* **Directive**
Pull out every line in the data that has the string "from" in it.

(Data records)
⟨
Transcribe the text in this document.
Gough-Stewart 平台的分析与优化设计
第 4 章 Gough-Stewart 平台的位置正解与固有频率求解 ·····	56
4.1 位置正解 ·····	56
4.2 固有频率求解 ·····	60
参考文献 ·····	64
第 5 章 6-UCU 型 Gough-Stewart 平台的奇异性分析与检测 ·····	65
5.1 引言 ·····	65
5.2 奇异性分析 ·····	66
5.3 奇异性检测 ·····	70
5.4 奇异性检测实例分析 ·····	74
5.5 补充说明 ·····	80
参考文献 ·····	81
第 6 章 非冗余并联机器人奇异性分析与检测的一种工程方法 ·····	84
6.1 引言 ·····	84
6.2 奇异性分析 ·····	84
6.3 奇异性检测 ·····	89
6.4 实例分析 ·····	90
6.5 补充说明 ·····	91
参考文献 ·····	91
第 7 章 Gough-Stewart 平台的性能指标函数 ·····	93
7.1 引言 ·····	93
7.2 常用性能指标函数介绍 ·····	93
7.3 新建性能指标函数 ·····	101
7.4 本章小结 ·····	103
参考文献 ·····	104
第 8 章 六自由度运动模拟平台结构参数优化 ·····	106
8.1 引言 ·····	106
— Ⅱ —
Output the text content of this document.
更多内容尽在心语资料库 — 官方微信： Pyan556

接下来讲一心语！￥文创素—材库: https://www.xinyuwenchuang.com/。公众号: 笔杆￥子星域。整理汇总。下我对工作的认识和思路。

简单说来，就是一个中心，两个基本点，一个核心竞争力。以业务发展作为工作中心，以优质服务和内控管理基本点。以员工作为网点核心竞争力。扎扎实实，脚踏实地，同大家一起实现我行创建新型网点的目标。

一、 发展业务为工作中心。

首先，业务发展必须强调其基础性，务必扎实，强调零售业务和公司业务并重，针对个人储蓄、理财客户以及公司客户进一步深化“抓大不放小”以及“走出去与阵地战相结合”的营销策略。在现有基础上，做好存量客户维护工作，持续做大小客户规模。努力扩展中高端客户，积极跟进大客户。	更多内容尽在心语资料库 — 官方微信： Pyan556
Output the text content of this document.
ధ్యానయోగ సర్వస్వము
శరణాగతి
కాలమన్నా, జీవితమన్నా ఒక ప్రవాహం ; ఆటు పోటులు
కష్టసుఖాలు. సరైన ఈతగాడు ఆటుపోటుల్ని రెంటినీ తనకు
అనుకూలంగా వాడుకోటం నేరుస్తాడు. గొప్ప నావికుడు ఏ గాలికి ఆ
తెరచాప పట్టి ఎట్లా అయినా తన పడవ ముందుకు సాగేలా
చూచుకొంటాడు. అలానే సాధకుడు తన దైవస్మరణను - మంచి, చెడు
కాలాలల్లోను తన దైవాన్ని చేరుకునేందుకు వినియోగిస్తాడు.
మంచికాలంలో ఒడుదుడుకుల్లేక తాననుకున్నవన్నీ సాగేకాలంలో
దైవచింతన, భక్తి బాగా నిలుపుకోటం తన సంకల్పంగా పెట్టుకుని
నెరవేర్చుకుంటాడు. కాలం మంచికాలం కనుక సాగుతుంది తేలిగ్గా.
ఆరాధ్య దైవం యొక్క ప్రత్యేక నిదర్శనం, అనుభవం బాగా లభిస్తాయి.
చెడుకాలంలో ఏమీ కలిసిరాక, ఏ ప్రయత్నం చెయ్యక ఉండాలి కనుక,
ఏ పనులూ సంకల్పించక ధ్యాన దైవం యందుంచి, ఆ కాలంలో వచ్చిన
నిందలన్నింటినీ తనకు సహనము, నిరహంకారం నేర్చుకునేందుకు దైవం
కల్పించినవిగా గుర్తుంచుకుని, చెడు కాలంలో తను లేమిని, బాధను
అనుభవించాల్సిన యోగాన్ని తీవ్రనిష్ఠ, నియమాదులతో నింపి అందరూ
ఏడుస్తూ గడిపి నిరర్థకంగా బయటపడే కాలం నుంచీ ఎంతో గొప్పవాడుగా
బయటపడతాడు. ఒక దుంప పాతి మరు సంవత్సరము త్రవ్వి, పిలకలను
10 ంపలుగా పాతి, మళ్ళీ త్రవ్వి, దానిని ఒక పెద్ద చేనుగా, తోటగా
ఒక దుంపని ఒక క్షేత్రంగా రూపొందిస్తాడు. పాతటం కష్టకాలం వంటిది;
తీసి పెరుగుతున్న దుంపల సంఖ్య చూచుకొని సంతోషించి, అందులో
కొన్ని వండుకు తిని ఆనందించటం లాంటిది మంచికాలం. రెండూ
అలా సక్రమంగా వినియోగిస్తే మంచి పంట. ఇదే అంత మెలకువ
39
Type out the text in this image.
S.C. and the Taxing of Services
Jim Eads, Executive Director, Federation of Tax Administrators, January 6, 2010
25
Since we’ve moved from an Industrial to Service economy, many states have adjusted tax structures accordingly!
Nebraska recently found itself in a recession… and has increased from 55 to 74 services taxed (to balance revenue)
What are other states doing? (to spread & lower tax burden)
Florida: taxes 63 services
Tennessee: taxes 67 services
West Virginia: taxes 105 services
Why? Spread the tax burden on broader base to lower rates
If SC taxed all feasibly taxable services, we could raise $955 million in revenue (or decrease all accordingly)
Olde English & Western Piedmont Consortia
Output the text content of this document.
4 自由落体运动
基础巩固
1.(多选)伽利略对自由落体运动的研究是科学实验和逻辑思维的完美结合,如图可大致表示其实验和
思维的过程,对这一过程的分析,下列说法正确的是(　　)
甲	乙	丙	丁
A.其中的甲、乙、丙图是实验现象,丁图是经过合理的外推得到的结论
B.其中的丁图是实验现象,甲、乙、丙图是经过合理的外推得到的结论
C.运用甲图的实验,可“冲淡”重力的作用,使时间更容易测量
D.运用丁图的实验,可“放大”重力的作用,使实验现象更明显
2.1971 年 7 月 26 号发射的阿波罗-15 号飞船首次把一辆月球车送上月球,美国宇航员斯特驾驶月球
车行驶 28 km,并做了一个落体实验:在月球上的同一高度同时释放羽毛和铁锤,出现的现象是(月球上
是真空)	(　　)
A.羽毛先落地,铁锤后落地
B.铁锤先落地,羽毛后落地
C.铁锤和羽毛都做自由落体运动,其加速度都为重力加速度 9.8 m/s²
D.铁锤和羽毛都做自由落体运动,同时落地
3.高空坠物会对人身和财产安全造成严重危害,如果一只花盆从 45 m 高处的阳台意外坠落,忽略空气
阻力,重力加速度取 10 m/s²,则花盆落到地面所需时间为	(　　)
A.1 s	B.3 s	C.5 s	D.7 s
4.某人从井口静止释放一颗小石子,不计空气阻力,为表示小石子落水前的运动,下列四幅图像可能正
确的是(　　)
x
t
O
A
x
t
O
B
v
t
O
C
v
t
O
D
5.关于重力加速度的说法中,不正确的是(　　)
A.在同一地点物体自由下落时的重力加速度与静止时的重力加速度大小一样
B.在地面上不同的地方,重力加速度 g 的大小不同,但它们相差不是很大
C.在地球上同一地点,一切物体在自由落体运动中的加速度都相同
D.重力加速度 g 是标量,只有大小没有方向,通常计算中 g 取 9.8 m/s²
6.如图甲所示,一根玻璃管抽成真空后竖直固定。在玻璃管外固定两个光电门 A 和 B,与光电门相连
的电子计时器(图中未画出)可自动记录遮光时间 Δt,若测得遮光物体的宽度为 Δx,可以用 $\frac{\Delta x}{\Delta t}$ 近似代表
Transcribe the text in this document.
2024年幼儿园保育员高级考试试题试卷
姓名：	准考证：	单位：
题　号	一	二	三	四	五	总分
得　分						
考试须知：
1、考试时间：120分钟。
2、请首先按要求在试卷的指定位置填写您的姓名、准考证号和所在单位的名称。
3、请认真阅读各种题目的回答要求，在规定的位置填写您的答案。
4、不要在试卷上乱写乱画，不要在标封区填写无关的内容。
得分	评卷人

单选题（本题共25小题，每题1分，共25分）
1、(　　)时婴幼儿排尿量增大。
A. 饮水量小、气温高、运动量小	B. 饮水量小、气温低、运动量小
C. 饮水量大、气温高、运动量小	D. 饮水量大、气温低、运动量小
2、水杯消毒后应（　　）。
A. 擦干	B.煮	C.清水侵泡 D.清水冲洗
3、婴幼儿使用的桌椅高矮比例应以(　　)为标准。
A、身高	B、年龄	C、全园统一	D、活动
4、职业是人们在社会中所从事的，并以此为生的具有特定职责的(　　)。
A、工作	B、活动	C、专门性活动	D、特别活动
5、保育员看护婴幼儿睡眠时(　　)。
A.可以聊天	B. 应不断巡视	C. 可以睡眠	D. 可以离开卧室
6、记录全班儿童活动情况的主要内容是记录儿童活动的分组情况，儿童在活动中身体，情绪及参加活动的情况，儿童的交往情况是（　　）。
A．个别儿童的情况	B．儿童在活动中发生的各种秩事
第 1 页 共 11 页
⟩
* **Result of this task**
Since we’ve moved from an Industrial to Service economy, many states have adjusted tax structures accordingly!
Nebraska recently found itself in a recession… and has increased from 55 to 74 services taxed (to balance revenue)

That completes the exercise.